Work to be completed: Pick out and copy every line below that has the word "name".

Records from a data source
....
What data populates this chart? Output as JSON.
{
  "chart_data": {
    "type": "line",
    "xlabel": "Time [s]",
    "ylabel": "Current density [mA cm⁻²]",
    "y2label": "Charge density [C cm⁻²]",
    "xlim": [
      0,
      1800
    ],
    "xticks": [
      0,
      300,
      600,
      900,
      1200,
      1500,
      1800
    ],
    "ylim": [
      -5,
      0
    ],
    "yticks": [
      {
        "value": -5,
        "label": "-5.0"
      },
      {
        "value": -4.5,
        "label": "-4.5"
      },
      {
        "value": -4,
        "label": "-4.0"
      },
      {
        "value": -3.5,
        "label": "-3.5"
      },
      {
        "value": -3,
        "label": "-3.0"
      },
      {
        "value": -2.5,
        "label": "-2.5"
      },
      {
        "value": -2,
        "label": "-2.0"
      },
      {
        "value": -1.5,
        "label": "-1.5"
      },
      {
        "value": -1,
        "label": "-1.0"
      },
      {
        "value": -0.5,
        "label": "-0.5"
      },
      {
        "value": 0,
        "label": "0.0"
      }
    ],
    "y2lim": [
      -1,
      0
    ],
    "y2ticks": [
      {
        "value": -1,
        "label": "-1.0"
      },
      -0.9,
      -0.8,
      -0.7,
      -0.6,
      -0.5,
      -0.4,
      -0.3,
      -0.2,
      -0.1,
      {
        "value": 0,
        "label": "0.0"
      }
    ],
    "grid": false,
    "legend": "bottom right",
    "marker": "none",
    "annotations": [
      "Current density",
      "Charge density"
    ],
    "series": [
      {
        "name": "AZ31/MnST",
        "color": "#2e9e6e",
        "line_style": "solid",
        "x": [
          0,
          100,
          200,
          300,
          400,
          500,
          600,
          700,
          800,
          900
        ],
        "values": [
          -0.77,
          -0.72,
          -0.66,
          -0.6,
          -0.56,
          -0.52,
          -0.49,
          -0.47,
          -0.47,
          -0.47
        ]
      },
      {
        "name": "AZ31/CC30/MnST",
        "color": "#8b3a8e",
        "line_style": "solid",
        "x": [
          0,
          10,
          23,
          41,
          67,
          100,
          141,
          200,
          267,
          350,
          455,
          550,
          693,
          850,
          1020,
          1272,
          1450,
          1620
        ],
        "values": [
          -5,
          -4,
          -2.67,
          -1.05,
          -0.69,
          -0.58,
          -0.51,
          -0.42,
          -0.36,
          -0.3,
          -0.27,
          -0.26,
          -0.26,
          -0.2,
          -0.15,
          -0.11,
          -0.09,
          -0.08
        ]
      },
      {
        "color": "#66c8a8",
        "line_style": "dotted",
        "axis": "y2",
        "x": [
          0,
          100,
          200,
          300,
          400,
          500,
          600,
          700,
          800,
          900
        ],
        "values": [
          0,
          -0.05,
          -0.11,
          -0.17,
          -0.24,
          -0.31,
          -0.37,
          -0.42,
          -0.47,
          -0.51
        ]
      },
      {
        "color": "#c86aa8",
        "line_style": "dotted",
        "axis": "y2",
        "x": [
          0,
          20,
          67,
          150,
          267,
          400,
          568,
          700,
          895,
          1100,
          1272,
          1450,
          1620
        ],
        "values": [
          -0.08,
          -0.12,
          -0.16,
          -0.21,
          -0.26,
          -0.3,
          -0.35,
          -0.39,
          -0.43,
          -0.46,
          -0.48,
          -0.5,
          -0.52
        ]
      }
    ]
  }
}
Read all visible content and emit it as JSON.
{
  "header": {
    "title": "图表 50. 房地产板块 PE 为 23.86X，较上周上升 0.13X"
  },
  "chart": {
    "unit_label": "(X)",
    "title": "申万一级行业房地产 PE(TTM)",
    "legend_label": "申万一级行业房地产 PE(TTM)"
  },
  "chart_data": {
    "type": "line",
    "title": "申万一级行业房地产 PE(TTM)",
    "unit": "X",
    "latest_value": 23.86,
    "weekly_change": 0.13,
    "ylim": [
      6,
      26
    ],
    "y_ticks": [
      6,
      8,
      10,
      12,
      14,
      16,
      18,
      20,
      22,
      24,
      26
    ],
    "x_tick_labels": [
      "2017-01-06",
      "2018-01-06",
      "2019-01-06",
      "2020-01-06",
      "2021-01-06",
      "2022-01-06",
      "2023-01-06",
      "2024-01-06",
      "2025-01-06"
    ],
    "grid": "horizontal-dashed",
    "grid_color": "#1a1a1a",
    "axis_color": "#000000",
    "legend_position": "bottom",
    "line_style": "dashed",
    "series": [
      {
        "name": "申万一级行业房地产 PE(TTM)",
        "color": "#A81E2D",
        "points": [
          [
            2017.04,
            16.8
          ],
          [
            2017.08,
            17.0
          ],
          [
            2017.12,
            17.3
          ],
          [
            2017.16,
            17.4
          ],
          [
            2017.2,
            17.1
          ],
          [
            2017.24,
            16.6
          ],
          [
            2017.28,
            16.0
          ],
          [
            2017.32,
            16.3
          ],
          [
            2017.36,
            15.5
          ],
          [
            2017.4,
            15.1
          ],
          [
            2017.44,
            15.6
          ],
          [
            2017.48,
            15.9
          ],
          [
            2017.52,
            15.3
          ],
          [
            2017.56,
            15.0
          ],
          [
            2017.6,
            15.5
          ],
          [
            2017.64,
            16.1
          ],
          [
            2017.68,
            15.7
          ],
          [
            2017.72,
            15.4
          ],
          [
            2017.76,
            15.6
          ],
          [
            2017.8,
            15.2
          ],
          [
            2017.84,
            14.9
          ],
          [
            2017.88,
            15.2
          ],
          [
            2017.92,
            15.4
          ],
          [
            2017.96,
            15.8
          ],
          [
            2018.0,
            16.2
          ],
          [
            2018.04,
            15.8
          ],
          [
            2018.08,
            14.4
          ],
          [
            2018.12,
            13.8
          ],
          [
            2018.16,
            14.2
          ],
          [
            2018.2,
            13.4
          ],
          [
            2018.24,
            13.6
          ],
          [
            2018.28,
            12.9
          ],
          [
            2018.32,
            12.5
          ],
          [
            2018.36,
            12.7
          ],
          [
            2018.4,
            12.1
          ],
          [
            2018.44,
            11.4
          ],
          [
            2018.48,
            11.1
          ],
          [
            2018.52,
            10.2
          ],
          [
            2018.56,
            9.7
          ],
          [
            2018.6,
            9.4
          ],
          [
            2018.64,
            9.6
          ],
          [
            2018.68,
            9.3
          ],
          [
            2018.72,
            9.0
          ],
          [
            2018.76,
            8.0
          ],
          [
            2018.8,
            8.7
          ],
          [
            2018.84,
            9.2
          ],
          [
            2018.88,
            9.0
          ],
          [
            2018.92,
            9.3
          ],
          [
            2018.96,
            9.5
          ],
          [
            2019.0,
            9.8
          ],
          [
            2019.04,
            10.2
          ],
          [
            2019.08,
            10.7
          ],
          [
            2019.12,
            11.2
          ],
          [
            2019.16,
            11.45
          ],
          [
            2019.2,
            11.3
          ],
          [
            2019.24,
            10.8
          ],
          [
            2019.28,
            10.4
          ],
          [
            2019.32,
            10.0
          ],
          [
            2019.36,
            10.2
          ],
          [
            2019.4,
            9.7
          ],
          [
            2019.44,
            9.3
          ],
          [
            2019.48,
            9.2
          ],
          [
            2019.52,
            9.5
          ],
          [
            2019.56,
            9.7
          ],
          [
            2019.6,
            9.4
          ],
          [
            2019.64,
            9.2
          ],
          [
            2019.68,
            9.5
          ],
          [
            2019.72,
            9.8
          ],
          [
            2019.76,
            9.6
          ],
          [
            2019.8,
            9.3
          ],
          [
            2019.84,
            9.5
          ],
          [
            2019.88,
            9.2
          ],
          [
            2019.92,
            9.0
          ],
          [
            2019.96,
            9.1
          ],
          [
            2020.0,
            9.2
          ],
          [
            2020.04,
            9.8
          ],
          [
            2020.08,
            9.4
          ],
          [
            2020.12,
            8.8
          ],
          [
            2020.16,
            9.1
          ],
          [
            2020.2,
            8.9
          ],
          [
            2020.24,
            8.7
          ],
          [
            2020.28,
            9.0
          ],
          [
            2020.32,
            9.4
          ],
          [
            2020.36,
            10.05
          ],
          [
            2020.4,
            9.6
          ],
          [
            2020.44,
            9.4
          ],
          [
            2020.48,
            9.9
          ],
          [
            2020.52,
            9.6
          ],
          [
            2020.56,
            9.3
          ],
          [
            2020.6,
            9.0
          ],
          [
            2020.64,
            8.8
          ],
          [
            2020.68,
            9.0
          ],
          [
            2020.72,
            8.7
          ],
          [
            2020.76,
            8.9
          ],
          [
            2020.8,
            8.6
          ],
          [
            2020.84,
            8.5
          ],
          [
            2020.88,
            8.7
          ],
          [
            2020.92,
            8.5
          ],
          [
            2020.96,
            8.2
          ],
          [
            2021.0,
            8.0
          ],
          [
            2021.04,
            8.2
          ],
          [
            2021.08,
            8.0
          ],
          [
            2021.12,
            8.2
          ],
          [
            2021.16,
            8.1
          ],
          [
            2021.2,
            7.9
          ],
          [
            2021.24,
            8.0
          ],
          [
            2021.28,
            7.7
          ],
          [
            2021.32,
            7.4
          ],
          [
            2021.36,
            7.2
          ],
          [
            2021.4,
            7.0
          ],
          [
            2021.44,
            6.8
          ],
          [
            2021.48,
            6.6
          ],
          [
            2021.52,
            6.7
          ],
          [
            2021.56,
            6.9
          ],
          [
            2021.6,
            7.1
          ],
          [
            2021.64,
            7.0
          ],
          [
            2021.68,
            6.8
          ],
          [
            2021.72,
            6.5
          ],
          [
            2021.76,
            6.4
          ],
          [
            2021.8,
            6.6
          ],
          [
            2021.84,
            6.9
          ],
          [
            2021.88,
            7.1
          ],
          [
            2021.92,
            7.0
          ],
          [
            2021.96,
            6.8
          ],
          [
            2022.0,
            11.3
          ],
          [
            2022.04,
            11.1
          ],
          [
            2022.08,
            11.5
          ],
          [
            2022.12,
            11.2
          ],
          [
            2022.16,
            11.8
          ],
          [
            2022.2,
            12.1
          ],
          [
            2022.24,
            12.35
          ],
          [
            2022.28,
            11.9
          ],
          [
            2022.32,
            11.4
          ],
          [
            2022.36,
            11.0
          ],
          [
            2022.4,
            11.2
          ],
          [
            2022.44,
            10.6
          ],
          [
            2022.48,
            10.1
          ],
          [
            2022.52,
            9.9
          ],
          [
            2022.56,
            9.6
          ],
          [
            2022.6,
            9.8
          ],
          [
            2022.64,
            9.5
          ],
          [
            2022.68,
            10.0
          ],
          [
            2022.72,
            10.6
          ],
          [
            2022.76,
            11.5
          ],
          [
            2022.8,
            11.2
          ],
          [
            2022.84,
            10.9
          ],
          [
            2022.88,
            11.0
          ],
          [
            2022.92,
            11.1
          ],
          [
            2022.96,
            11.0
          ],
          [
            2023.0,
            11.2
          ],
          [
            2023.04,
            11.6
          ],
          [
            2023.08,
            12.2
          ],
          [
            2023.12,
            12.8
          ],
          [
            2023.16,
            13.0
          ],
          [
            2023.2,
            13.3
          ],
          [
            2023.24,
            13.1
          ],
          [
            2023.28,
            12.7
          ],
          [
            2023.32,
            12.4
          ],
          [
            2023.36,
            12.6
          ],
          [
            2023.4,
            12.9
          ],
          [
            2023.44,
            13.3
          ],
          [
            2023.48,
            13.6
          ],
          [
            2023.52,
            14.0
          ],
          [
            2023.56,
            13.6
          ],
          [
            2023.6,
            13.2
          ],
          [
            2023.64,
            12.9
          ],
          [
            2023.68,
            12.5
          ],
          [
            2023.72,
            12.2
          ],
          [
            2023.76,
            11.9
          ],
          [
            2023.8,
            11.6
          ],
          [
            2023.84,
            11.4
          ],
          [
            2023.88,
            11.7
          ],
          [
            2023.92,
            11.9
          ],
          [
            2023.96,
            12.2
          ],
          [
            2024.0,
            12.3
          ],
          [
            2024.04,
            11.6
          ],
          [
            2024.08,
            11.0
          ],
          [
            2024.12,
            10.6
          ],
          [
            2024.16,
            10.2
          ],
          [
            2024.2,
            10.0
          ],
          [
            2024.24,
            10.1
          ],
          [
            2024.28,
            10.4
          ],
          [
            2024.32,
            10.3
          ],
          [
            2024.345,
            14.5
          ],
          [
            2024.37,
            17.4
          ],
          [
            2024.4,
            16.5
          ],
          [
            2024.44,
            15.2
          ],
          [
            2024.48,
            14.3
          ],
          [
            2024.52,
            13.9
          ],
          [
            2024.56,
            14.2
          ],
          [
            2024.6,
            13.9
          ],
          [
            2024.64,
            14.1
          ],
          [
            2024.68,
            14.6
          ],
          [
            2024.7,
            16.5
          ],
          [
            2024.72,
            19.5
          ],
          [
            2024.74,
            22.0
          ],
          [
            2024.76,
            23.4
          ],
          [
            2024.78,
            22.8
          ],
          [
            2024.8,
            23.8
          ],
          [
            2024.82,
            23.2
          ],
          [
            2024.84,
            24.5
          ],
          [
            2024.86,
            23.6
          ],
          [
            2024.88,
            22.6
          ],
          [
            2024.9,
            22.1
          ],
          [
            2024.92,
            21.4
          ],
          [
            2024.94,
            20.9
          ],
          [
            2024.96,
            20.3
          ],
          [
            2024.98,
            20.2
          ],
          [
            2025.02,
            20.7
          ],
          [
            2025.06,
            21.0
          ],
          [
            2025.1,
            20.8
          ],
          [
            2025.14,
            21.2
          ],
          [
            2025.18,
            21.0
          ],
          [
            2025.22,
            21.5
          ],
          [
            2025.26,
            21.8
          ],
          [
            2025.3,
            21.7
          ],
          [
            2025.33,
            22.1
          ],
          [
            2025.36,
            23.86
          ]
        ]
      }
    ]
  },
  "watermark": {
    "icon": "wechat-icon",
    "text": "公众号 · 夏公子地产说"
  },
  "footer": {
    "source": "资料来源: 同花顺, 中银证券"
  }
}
....
Complete response:
        "name": "AZ31/MnST",
        "name": "AZ31/CC30/MnST",
        "name": "申万一级行业房地产 PE(TTM)",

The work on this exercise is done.